Data entries start

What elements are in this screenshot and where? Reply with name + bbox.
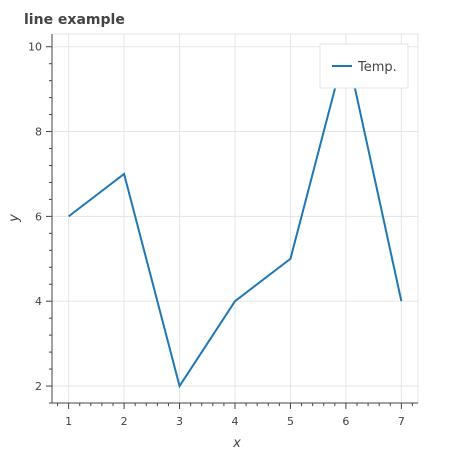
legend: Temp.	[319, 43, 409, 89]
chart-title: line example	[24, 12, 125, 28]
legend-label: Temp.	[357, 60, 397, 75]
x-tick-label: 7	[398, 415, 405, 428]
x-tick-label: 1	[65, 415, 72, 428]
grid	[52, 34, 418, 403]
y-tick-label: 2	[35, 380, 42, 393]
x-tick-label: 3	[176, 415, 183, 428]
x-axis-label: x	[232, 436, 241, 451]
x-tick-label: 5	[287, 415, 294, 428]
x-tick-label: 6	[342, 415, 349, 428]
x-tick-label: 2	[121, 415, 128, 428]
x-tick-label: 4	[232, 415, 239, 428]
y-tick-label: 6	[35, 210, 42, 223]
y-axis-label: y	[7, 214, 22, 223]
y-tick-label: 4	[35, 295, 42, 308]
y-tick-label: 10	[28, 41, 42, 54]
y-tick-label: 8	[35, 126, 42, 139]
axes: 1 2 3 4 5 6 7 2 4 6 8 10	[28, 34, 418, 428]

Data entries end

**What you should do**
Return each line of the material above that contains the string "legend".

**Output for this task**
legend: Temp.	[319, 43, 409, 89]
legend-label: Temp.	[357, 60, 397, 75]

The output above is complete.